§ **What is being asked**
Reproduce all the entries exactly and keep the pictures out.

— start Records —

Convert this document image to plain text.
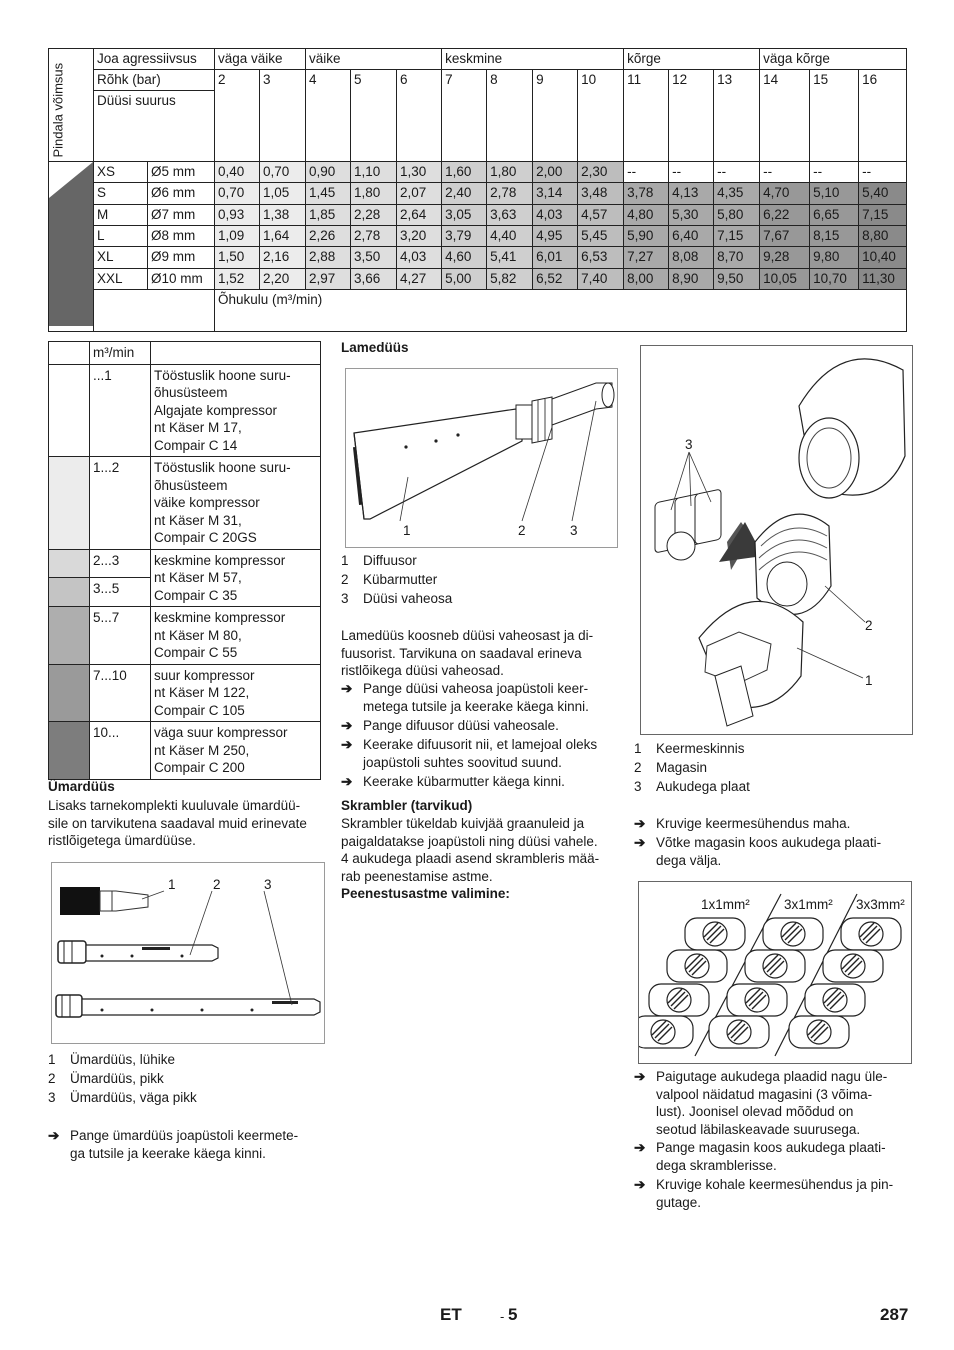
Pindala võimsus	Joa agressiivsus		väga väike		väike			keskmine				kõrge			väga kõrge		
	Rõhk (bar)		2	3	4	5	6	7	8	9	10	11	12	13	14	15	16
	Düüsi suurus																
	XS	Ø5 mm	0,40	0,70	0,90	1,10	1,30	1,60	1,80	2,00	2,30	--	--	--	--	--	--
	S	Ø6 mm	0,70	1,05	1,45	1,80	2,07	2,40	2,78	3,14	3,48	3,78	4,13	4,35	4,70	5,10	5,40
	M	Ø7 mm	0,93	1,38	1,85	2,28	2,64	3,05	3,63	4,03	4,57	4,80	5,30	5,80	6,22	6,65	7,15
	L	Ø8 mm	1,09	1,64	2,26	2,78	3,20	3,79	4,40	4,95	5,45	5,90	6,40	7,15	7,67	8,15	8,80
	XL	Ø9 mm	1,50	2,16	2,88	3,50	4,03	4,60	5,41	6,01	6,53	7,27	8,08	8,70	9,28	9,80	10,40
	XXL	Ø10 mm	1,52	2,20	2,97	3,66	4,27	5,00	5,82	6,52	7,40	8,00	8,90	9,50	10,05	10,70	11,30
			Õhukulu (m³/min)														
	m³/min	
	...1	Tööstuslik hoone suru-
õhusüsteem
Algajate kompressor
nt Käser M 17,
Compair C 14

	1...2	Tööstuslik hoone suru-
õhusüsteem
väike kompressor
nt Käser M 31,
Compair C 20GS

	2...3	keskmine kompressor
nt Käser M 57,
Compair C 35

	3...5	
	5...7	keskmine kompressor
nt Käser M 80,
Compair C 55

	7...10	suur kompressor
nt Käser M 122,
Compair C 105

	10...	väga suur kompressor
nt Käser M 250,
Compair C 200
Ümardüüs
Lisaks tarnekomplekti kuuluvale ümardüü-
sile on tarvikutena saadaval muid erinevate
ristlõigetega ümardüüse.
1	2	3
1 Ümardüüs, lühike
2 Ümardüüs, pikk
3 Ümardüüs, väga pikk
➔ Pange ümardüüs joapüstoli keermete-
ga tutsile ja keerake käega kinni.
Lamedüüs
1	2	3
1 Diffuusor
2 Kübarmutter
3 Düüsi vaheosa
Lamedüüs koosneb düüsi vaheosast ja di-
fuusorist. Tarvikuna on saadaval erineva
ristlõikega düüsi vaheosad.
➔ Pange düüsi vaheosa joapüstoli keer-
metega tutsile ja keerake käega kinni.
➔ Pange difuusor düüsi vaheosale.
➔ Keerake difuusorit nii, et lamejoal oleks
joapüstoli suhtes soovitud suund.
➔ Keerake kübarmutter käega kinni.
Skrambler (tarvikud)
Skrambler tükeldab kuivjää graanuleid ja
paigaldatakse joapüstoli ning düüsi vahele.
4 aukudega plaadi asend skrambleris mää-
rab peenestamise astme.
Peenestusastme valimine:
3
2
1
1 Keermeskinnis
2 Magasin
3 Aukudega plaat
➔ Kruvige keermesühendus maha.
➔ Võtke magasin koos aukudega plaati-
dega välja.
1x1mm²	3x1mm² 3x3mm²
➔ Paigutage aukudega plaadid nagu üle-
valpool näidatud magasini (3 võima-
lust). Joonisel olevad mõõdud on
seotud läbilaskeavade suurusega.
➔ Pange magasin koos aukudega plaati-
dega skramblerisse.
➔ Kruvige kohale keermesühendus ja pin-
gutage.
ET	- 5	287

— end Records —

§ **Expected output**
Convert this document image to plain text.
Pindala võimsus	Joa agressiivsus		väga väike		väike			keskmine				kõrge			väga kõrge		
	Rõhk (bar)		2	3	4	5	6	7	8	9	10	11	12	13	14	15	16
	Düüsi suurus																
	XS	Ø5 mm	0,40	0,70	0,90	1,10	1,30	1,60	1,80	2,00	2,30	--	--	--	--	--	--
	S	Ø6 mm	0,70	1,05	1,45	1,80	2,07	2,40	2,78	3,14	3,48	3,78	4,13	4,35	4,70	5,10	5,40
	M	Ø7 mm	0,93	1,38	1,85	2,28	2,64	3,05	3,63	4,03	4,57	4,80	5,30	5,80	6,22	6,65	7,15
	L	Ø8 mm	1,09	1,64	2,26	2,78	3,20	3,79	4,40	4,95	5,45	5,90	6,40	7,15	7,67	8,15	8,80
	XL	Ø9 mm	1,50	2,16	2,88	3,50	4,03	4,60	5,41	6,01	6,53	7,27	8,08	8,70	9,28	9,80	10,40
	XXL	Ø10 mm	1,52	2,20	2,97	3,66	4,27	5,00	5,82	6,52	7,40	8,00	8,90	9,50	10,05	10,70	11,30
			Õhukulu (m³/min)														
	m³/min	
	...1	Tööstuslik hoone suru-
õhusüsteem
Algajate kompressor
nt Käser M 17,
Compair C 14

	1...2	Tööstuslik hoone suru-
õhusüsteem
väike kompressor
nt Käser M 31,
Compair C 20GS

	2...3	keskmine kompressor
nt Käser M 57,
Compair C 35

	3...5	
	5...7	keskmine kompressor
nt Käser M 80,
Compair C 55

	7...10	suur kompressor
nt Käser M 122,
Compair C 105

	10...	väga suur kompressor
nt Käser M 250,
Compair C 200
Ümardüüs
Lisaks tarnekomplekti kuuluvale ümardüü-
sile on tarvikutena saadaval muid erinevate
ristlõigetega ümardüüse.
1	2	3
1 Ümardüüs, lühike
2 Ümardüüs, pikk
3 Ümardüüs, väga pikk
➔ Pange ümardüüs joapüstoli keermete-
ga tutsile ja keerake käega kinni.
Lamedüüs
1	2	3
1 Diffuusor
2 Kübarmutter
3 Düüsi vaheosa
Lamedüüs koosneb düüsi vaheosast ja di-
fuusorist. Tarvikuna on saadaval erineva
ristlõikega düüsi vaheosad.
➔ Pange düüsi vaheosa joapüstoli keer-
metega tutsile ja keerake käega kinni.
➔ Pange difuusor düüsi vaheosale.
➔ Keerake difuusorit nii, et lamejoal oleks
joapüstoli suhtes soovitud suund.
➔ Keerake kübarmutter käega kinni.
Skrambler (tarvikud)
Skrambler tükeldab kuivjää graanuleid ja
paigaldatakse joapüstoli ning düüsi vahele.
4 aukudega plaadi asend skrambleris mää-
rab peenestamise astme.
Peenestusastme valimine:
3
2
1
1 Keermeskinnis
2 Magasin
3 Aukudega plaat
➔ Kruvige keermesühendus maha.
➔ Võtke magasin koos aukudega plaati-
dega välja.
1x1mm²	3x1mm² 3x3mm²
➔ Paigutage aukudega plaadid nagu üle-
valpool näidatud magasini (3 võima-
lust). Joonisel olevad mõõdud on
seotud läbilaskeavade suurusega.
➔ Pange magasin koos aukudega plaati-
dega skramblerisse.
➔ Kruvige kohale keermesühendus ja pin-
gutage.
ET	- 5	287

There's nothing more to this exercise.